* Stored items
-- begin --
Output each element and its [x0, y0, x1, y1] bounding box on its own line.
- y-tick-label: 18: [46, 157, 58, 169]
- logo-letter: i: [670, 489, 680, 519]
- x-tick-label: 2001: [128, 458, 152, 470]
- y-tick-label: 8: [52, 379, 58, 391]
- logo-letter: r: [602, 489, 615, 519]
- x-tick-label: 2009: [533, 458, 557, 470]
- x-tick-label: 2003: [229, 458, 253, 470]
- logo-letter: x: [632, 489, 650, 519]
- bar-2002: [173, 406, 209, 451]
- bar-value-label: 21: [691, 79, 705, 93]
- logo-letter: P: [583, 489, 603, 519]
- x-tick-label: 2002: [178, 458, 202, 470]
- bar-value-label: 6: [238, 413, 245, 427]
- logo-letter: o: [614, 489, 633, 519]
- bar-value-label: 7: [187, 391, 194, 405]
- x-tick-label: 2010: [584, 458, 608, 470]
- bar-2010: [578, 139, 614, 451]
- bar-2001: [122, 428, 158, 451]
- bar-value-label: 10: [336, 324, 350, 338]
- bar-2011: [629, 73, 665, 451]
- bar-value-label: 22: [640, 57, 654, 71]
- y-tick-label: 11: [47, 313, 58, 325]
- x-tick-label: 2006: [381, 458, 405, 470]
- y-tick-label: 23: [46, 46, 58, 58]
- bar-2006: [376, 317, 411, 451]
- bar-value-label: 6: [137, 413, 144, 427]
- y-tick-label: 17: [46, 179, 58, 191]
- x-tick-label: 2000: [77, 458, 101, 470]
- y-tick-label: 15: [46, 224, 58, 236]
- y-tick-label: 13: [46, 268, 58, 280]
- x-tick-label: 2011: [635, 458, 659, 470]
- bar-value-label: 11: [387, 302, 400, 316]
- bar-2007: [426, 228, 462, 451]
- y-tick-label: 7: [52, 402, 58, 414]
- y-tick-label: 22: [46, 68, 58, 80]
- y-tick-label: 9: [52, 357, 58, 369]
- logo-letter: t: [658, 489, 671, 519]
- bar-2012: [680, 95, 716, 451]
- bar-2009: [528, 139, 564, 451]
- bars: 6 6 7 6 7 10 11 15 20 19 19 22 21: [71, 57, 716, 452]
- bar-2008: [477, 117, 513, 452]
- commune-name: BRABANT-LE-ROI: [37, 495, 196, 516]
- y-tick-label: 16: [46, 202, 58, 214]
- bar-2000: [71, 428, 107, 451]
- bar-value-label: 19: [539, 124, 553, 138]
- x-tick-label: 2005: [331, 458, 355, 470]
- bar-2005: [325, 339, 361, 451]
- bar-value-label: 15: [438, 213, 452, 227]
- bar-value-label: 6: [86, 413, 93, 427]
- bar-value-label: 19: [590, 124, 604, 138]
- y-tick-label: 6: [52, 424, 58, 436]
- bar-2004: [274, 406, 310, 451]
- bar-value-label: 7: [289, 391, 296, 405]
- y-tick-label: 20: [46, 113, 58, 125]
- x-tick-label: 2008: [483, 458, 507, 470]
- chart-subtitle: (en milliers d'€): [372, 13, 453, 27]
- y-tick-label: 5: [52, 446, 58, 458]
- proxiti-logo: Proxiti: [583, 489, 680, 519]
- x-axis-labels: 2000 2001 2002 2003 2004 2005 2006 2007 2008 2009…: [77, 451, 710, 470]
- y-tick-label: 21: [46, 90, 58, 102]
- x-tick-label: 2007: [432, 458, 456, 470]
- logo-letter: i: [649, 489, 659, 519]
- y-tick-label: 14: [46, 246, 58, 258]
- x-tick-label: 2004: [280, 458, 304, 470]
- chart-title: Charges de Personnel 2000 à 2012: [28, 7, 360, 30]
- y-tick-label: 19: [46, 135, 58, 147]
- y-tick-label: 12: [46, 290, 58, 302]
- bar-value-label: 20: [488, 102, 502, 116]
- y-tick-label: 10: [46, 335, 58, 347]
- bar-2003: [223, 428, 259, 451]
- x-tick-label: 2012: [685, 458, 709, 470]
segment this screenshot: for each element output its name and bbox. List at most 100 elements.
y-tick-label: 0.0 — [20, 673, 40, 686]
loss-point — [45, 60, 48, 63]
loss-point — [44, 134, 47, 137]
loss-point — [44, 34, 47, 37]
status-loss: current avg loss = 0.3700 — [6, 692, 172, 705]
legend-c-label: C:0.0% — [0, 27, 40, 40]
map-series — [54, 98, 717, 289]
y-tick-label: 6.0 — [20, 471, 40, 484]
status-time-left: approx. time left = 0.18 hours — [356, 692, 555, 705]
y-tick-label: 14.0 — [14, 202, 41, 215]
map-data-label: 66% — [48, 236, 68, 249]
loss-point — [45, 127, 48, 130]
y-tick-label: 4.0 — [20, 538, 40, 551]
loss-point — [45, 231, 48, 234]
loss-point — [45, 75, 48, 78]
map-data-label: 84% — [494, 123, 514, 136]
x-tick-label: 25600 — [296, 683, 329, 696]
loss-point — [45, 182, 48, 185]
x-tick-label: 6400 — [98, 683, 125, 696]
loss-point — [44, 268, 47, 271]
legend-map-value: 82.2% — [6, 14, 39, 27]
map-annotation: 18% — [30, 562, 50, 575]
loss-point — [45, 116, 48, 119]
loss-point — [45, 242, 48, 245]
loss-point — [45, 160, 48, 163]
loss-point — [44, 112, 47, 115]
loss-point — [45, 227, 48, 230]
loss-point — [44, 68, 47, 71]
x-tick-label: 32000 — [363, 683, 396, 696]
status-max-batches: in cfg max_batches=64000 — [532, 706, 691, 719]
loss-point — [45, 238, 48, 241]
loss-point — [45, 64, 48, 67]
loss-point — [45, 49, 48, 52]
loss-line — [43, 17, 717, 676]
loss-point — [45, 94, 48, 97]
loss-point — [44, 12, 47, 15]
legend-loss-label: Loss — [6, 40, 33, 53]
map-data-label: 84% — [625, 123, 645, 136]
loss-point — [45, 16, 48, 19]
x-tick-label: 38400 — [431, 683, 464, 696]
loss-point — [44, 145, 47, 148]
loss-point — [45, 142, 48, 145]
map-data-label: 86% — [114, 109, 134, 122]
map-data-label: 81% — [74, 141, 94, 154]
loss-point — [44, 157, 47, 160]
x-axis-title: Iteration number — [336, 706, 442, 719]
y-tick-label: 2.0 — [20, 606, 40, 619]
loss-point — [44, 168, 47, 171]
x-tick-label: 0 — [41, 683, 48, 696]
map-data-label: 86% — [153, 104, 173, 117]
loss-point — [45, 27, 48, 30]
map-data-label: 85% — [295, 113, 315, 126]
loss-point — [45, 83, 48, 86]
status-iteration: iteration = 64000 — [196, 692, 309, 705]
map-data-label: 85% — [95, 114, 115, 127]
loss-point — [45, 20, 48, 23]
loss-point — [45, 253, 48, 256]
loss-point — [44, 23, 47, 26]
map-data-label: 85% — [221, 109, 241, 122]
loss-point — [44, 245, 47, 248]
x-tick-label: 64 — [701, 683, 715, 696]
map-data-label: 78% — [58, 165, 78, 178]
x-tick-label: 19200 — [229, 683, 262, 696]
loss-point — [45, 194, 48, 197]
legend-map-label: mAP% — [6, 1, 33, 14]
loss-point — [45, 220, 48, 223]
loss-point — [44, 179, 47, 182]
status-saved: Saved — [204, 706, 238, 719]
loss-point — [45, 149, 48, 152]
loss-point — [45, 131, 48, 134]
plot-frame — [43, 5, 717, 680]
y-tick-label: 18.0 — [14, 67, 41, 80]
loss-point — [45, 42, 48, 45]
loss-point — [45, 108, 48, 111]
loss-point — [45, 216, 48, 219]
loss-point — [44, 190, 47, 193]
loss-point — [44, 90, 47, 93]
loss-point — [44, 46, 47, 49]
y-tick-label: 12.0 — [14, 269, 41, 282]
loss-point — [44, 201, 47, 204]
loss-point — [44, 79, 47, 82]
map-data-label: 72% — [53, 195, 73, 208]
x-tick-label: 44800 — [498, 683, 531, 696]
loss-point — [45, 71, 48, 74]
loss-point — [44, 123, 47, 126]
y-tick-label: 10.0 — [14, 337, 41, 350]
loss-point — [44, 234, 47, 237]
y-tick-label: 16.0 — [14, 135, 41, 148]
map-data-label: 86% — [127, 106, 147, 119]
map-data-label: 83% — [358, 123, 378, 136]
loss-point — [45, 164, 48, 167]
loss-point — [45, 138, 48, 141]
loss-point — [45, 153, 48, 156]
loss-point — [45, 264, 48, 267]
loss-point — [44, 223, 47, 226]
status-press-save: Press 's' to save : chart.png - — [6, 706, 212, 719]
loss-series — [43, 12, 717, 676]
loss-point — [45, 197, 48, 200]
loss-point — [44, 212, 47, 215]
-- end --
* Requirement
Reproduce, without changes, the entries from the beginning through the line containing "- bar-2010: [578, 139, 614, 451]", including that line.

* Solved problem
Output each element and its [x0, y0, x1, y1] bounding box on its own line.
- y-tick-label: 18: [46, 157, 58, 169]
- logo-letter: i: [670, 489, 680, 519]
- x-tick-label: 2001: [128, 458, 152, 470]
- y-tick-label: 8: [52, 379, 58, 391]
- logo-letter: r: [602, 489, 615, 519]
- x-tick-label: 2009: [533, 458, 557, 470]
- x-tick-label: 2003: [229, 458, 253, 470]
- logo-letter: x: [632, 489, 650, 519]
- bar-2002: [173, 406, 209, 451]
- bar-value-label: 21: [691, 79, 705, 93]
- logo-letter: P: [583, 489, 603, 519]
- x-tick-label: 2002: [178, 458, 202, 470]
- bar-value-label: 6: [238, 413, 245, 427]
- logo-letter: o: [614, 489, 633, 519]
- bar-value-label: 7: [187, 391, 194, 405]
- x-tick-label: 2010: [584, 458, 608, 470]
- bar-2010: [578, 139, 614, 451]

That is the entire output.